▶ EXERCISE:
Check each line below for the word "What", and copy those that have it.

┄┄┄┄┄┄┄┄┄┄

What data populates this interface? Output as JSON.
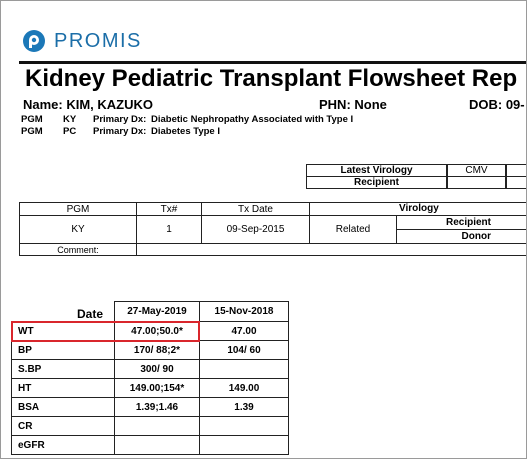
{
  "header": {
    "logo": "PROMIS",
    "title": "Kidney Pediatric Transplant Flowsheet Rep"
  },
  "patient": {
    "name": "Name: KIM, KAZUKO",
    "phn": "PHN: None",
    "dob": "DOB: 09-"
  },
  "diagnoses": [
    [
      "PGM",
      "KY",
      "Primary Dx:",
      "Diabetic Nephropathy Associated with Type I"
    ],
    [
      "PGM",
      "PC",
      "Primary Dx:",
      "Diabetes Type I"
    ]
  ],
  "virology_table": {
    "rows": [
      [
        "Latest Virology",
        "CMV"
      ],
      [
        "Recipient"
      ]
    ]
  },
  "transplant_table": {
    "headers": [
      "PGM",
      "Tx#",
      "Tx Date",
      "Virology"
    ],
    "row": [
      "KY",
      "1",
      "09-Sep-2015",
      "Related"
    ],
    "virology_roles": [
      "Recipient",
      "Donor"
    ],
    "comment": "Comment:"
  },
  "lab_table": {
    "date_label": "Date",
    "dates": [
      "27-May-2019",
      "15-Nov-2018"
    ],
    "rows": [
      {
        "label": "WT",
        "values": [
          "47.00;50.0*",
          "47.00"
        ]
      },
      {
        "label": "BP",
        "values": [
          "170/ 88;2*",
          "104/ 60"
        ]
      },
      {
        "label": "S.BP",
        "values": [
          "300/ 90"
        ]
      },
      {
        "label": "HT",
        "values": [
          "149.00;154*",
          "149.00"
        ]
      },
      {
        "label": "BSA",
        "values": [
          "1.39;1.46",
          "1.39"
        ]
      },
      {
        "label": "CR",
        "values": []
      },
      {
        "label": "eGFR",
        "values": []
      }
    ]
  }
}
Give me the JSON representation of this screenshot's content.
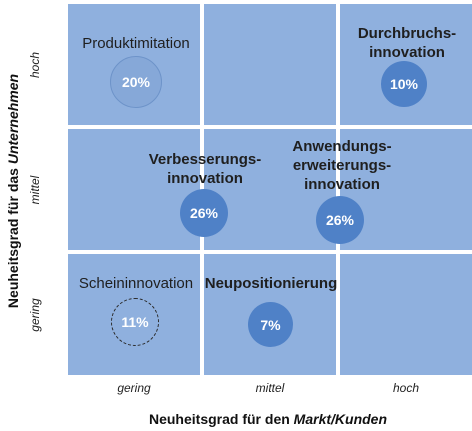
{
  "cells": {
    "produktimitation": {
      "label": "Produktimitation",
      "value": "20%"
    },
    "durchbruch": {
      "label_1": "Durchbruchs-",
      "label_2": "innovation",
      "value": "10%"
    },
    "verbesserung": {
      "label_1": "Verbesserungs-",
      "label_2": "innovation",
      "value": "26%"
    },
    "anwendung": {
      "label_1": "Anwendungs-",
      "label_2": "erweiterungs-",
      "label_3": "innovation",
      "value": "26%"
    },
    "schein": {
      "label": "Scheininnovation",
      "value": "11%"
    },
    "neupositionierung": {
      "label": "Neupositionierung",
      "value": "7%"
    }
  },
  "x_axis": {
    "ticks": [
      "gering",
      "mittel",
      "hoch"
    ],
    "title_prefix": "Neuheitsgrad für den ",
    "title_emphasis": "Markt/Kunden"
  },
  "y_axis": {
    "ticks": [
      "hoch",
      "mittel",
      "gering"
    ],
    "title_prefix": "Neuheitsgrad für das ",
    "title_emphasis": "Unternehmen"
  },
  "colors": {
    "cell": "#8fb0de",
    "bubble_solid": "#4f81c7",
    "bubble_light": "#86a8d8"
  }
}
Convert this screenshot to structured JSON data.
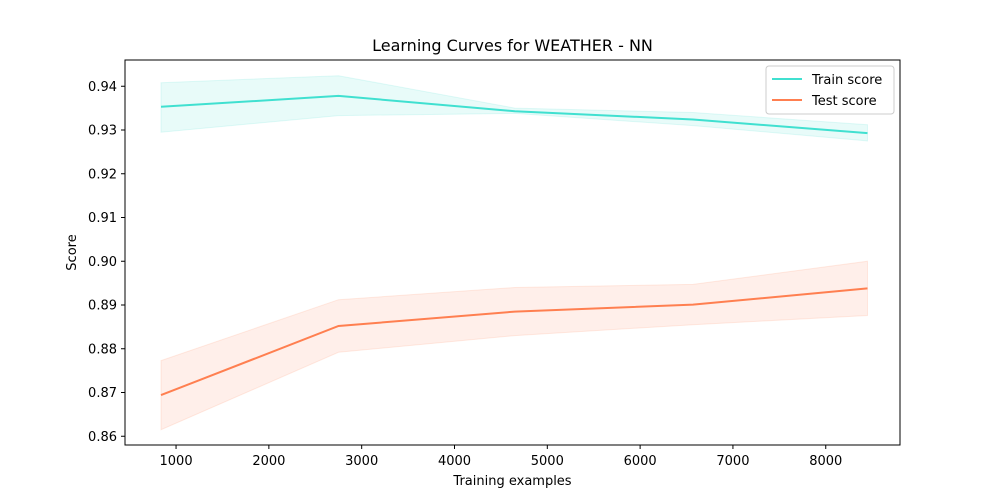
{
  "chart_data": {
    "type": "line",
    "title": "Learning Curves for WEATHER - NN",
    "xlabel": "Training examples",
    "ylabel": "Score",
    "xlim": [
      450,
      8800
    ],
    "ylim": [
      0.858,
      0.946
    ],
    "xticks": [
      1000,
      2000,
      3000,
      4000,
      5000,
      6000,
      7000,
      8000
    ],
    "yticks": [
      0.86,
      0.87,
      0.88,
      0.89,
      0.9,
      0.91,
      0.92,
      0.93,
      0.94
    ],
    "ytick_labels": [
      "0.86",
      "0.87",
      "0.88",
      "0.89",
      "0.90",
      "0.91",
      "0.92",
      "0.93",
      "0.94"
    ],
    "grid": false,
    "legend_position": "top-right",
    "x": [
      838,
      2750,
      4650,
      6570,
      8450
    ],
    "series": [
      {
        "name": "Train score",
        "color": "#40E0D0",
        "values": [
          0.9353,
          0.9378,
          0.9343,
          0.9324,
          0.9293
        ],
        "lower": [
          0.9295,
          0.9333,
          0.9338,
          0.931,
          0.9275
        ],
        "upper": [
          0.9408,
          0.9424,
          0.935,
          0.934,
          0.9312
        ]
      },
      {
        "name": "Test score",
        "color": "#FF7F50",
        "values": [
          0.8694,
          0.8852,
          0.8885,
          0.8901,
          0.8938
        ],
        "lower": [
          0.8615,
          0.8792,
          0.883,
          0.8855,
          0.8876
        ],
        "upper": [
          0.8773,
          0.8912,
          0.894,
          0.8947,
          0.9
        ]
      }
    ]
  }
}
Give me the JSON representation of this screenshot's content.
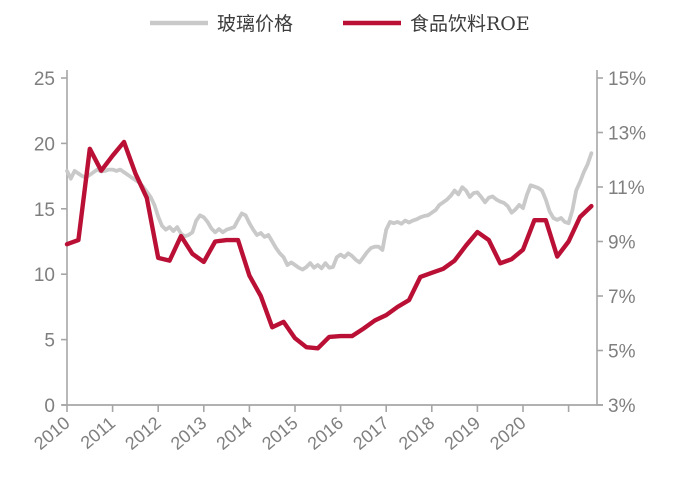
{
  "legend": [
    {
      "label": "玻璃价格",
      "color": "#c9c9c9"
    },
    {
      "label": "食品饮料ROE",
      "color": "#ba1035"
    }
  ],
  "chart_data": {
    "type": "line",
    "title": "",
    "grid": false,
    "legend_position": "top",
    "x_axis": {
      "labels": [
        "2010",
        "2011",
        "2012",
        "2013",
        "2014",
        "2015",
        "2016",
        "2017",
        "2018",
        "2019",
        "2020"
      ],
      "num_ticks": 12,
      "x_start_year": 2010,
      "x_end_year": 2021.6
    },
    "left_axis": {
      "min": 0,
      "max": 25,
      "ticks": [
        0,
        5,
        10,
        15,
        20,
        25
      ]
    },
    "right_axis": {
      "min": 3,
      "max": 15,
      "ticks": [
        3,
        5,
        7,
        9,
        11,
        13,
        15
      ],
      "suffix": "%"
    },
    "series": [
      {
        "name": "玻璃价格",
        "axis": "left",
        "color": "#c9c9c9",
        "width": 3.8,
        "frequency": "monthly",
        "start_year": 2010,
        "points_per_year": 12,
        "values": [
          17.9,
          17.3,
          17.9,
          17.7,
          17.5,
          17.4,
          17.6,
          17.8,
          18.0,
          17.85,
          17.9,
          18.0,
          18.0,
          17.9,
          18.0,
          17.8,
          17.6,
          17.4,
          17.2,
          17.0,
          16.7,
          16.3,
          15.9,
          15.3,
          14.4,
          13.7,
          13.4,
          13.6,
          13.3,
          13.6,
          13.1,
          12.9,
          13.0,
          13.2,
          14.1,
          14.5,
          14.35,
          14.0,
          13.5,
          13.2,
          13.45,
          13.2,
          13.4,
          13.5,
          13.6,
          14.15,
          14.65,
          14.5,
          13.9,
          13.4,
          13.0,
          13.15,
          12.85,
          13.0,
          12.5,
          12.0,
          11.6,
          11.3,
          10.7,
          10.9,
          10.7,
          10.5,
          10.35,
          10.55,
          10.85,
          10.5,
          10.7,
          10.45,
          10.85,
          10.5,
          10.55,
          11.3,
          11.5,
          11.3,
          11.6,
          11.4,
          11.1,
          10.9,
          11.3,
          11.7,
          12.0,
          12.1,
          12.1,
          11.85,
          13.4,
          14.0,
          13.9,
          14.0,
          13.85,
          14.1,
          13.95,
          14.1,
          14.2,
          14.35,
          14.45,
          14.5,
          14.7,
          14.9,
          15.3,
          15.5,
          15.7,
          16.0,
          16.4,
          16.1,
          16.65,
          16.4,
          15.9,
          16.2,
          16.25,
          15.9,
          15.5,
          15.85,
          15.95,
          15.7,
          15.55,
          15.45,
          15.2,
          14.7,
          14.95,
          15.3,
          15.05,
          16.05,
          16.8,
          16.7,
          16.6,
          16.4,
          15.7,
          14.8,
          14.3,
          14.15,
          14.3,
          14.0,
          13.9,
          14.9,
          16.4,
          17.05,
          17.8,
          18.4,
          19.25
        ]
      },
      {
        "name": "食品饮料ROE",
        "axis": "right",
        "color": "#ba1035",
        "width": 4.4,
        "frequency": "quarterly",
        "start_year": 2010,
        "points_per_year": 4,
        "unit": "%",
        "values": [
          8.9,
          9.05,
          12.4,
          11.6,
          12.15,
          12.65,
          11.5,
          10.6,
          8.4,
          8.3,
          9.2,
          8.55,
          8.25,
          9.0,
          9.05,
          9.05,
          7.75,
          7.0,
          5.85,
          6.05,
          5.45,
          5.12,
          5.08,
          5.5,
          5.53,
          5.53,
          5.8,
          6.1,
          6.3,
          6.6,
          6.85,
          7.7,
          7.85,
          8.0,
          8.3,
          8.85,
          9.35,
          9.05,
          8.2,
          8.35,
          8.7,
          9.78,
          9.78,
          8.45,
          9.0,
          9.9,
          10.3
        ]
      }
    ]
  }
}
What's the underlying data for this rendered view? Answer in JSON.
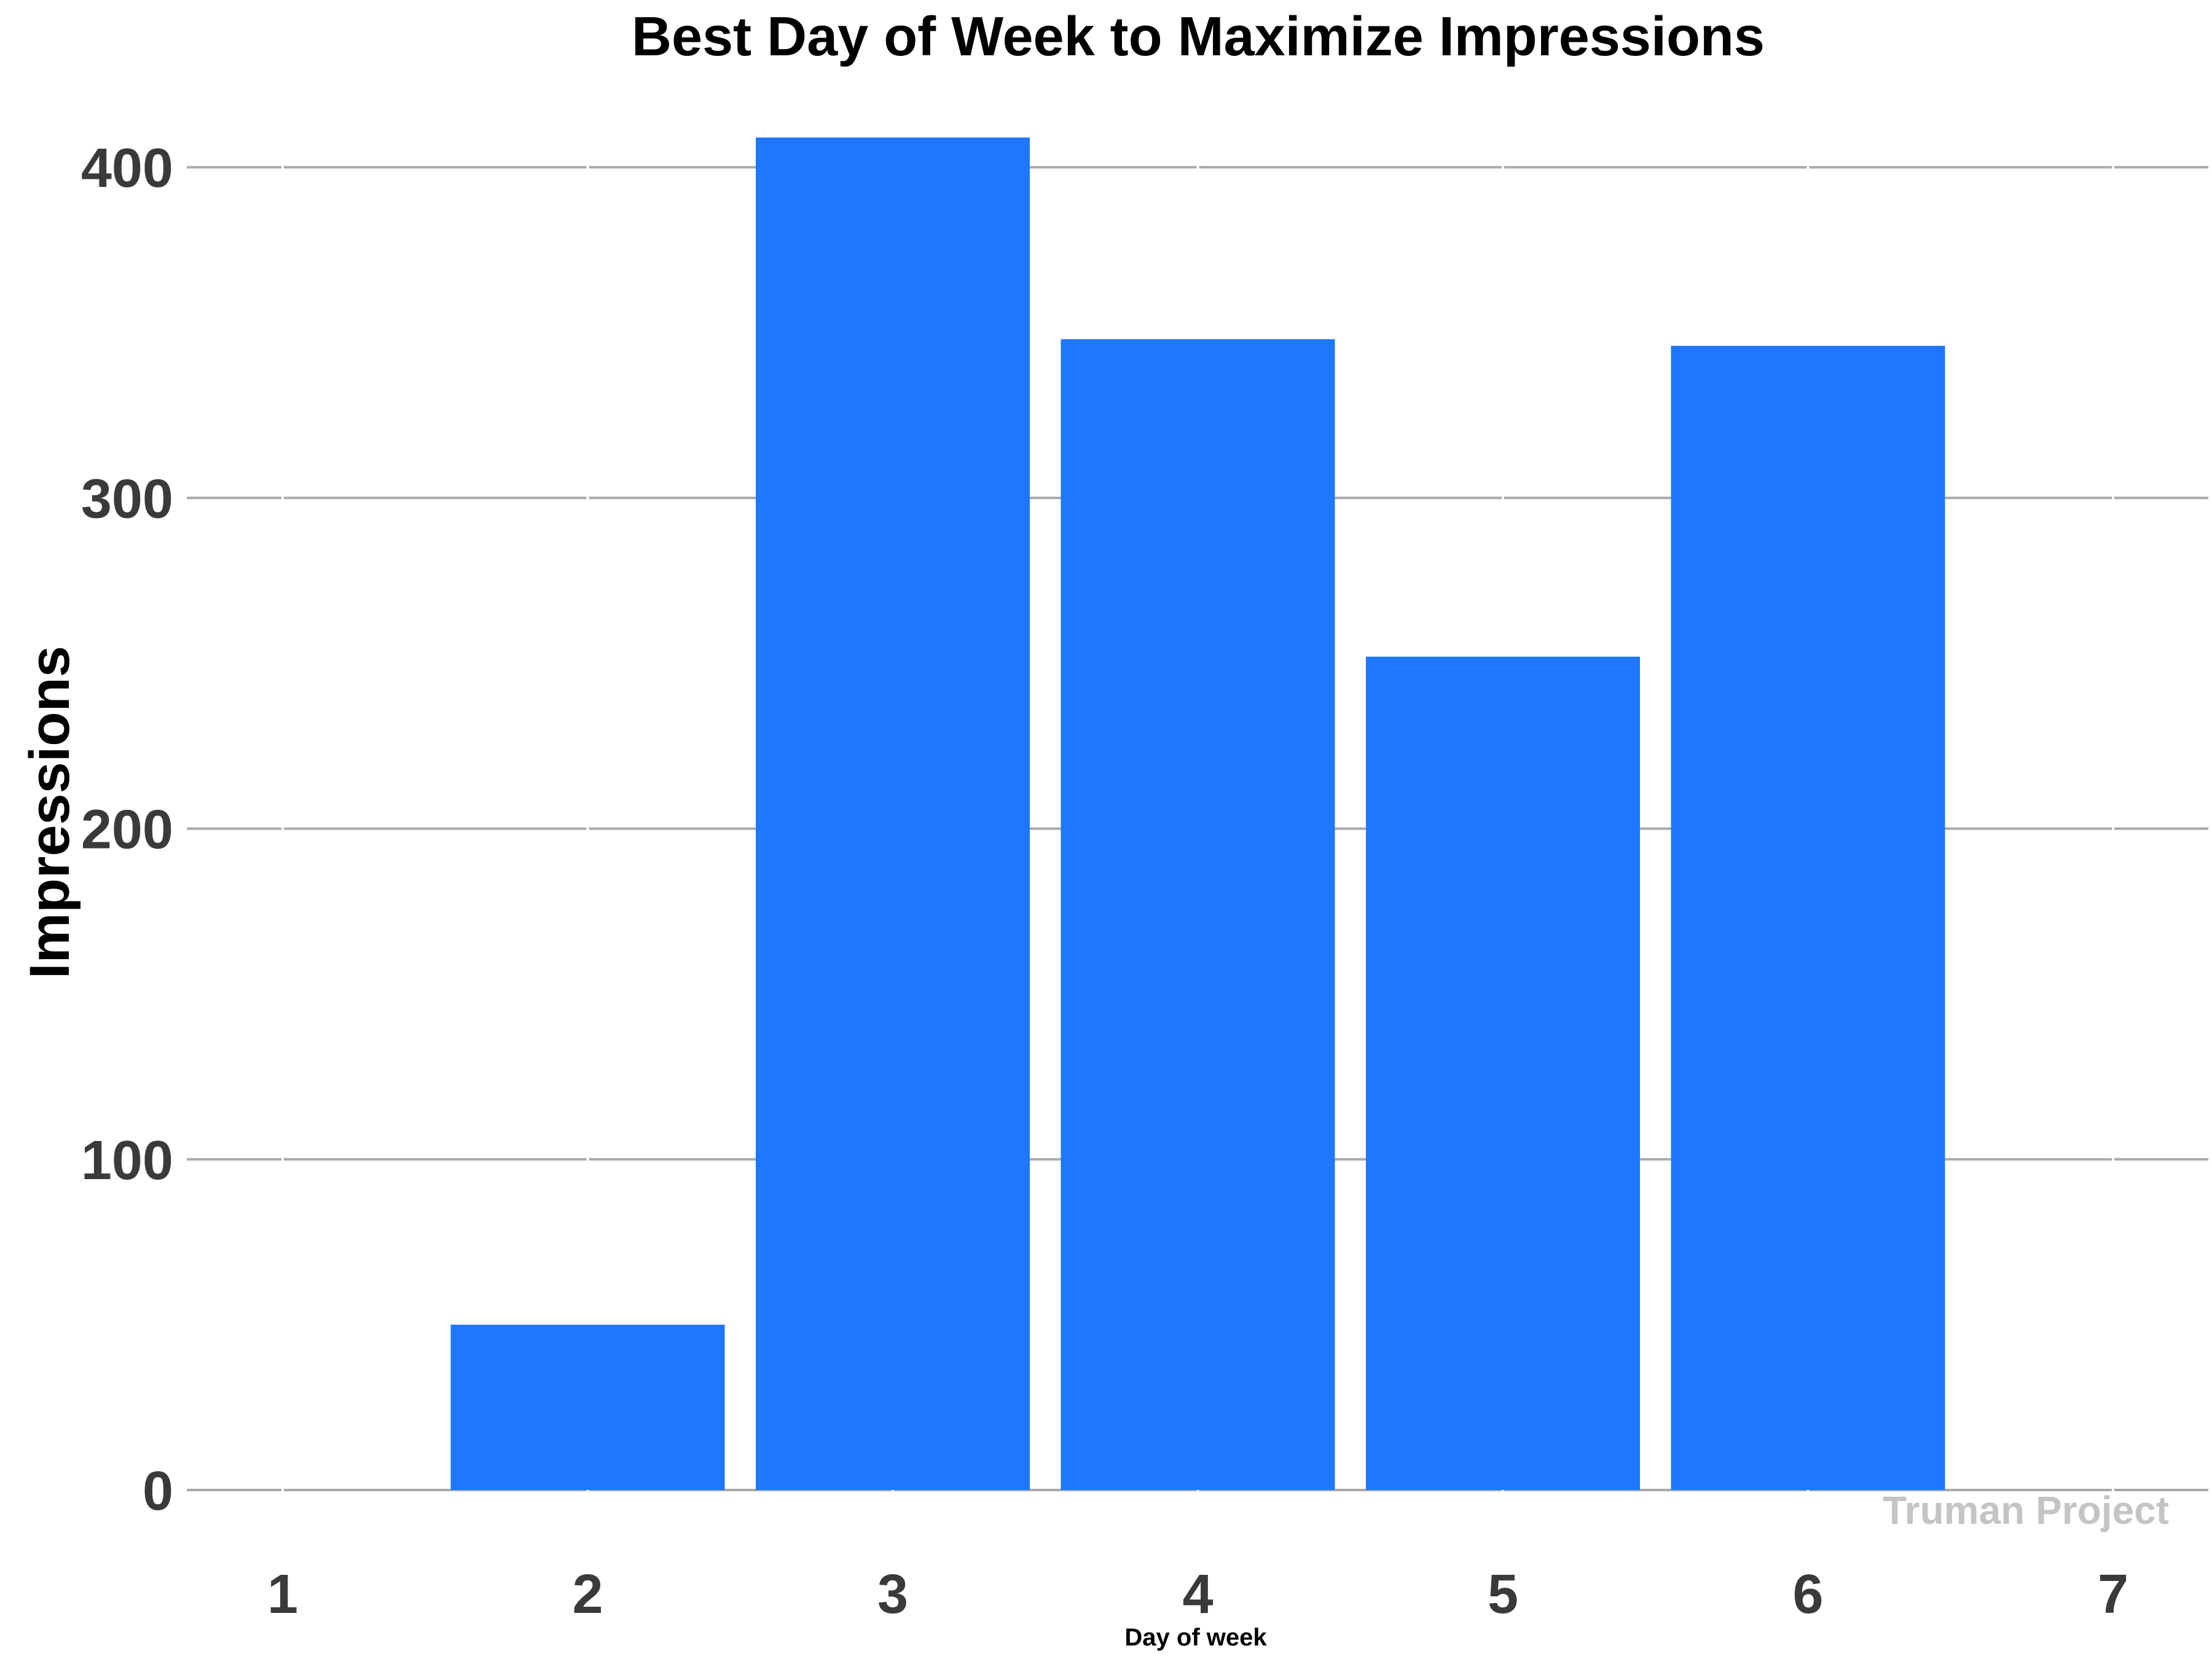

┄┄┄┄┄┄┄┄┄┄

▶ ANSWER IN FULL:
What data populates this interface? Output as JSON.
What's the underlying data for this rendered view? Answer in JSON.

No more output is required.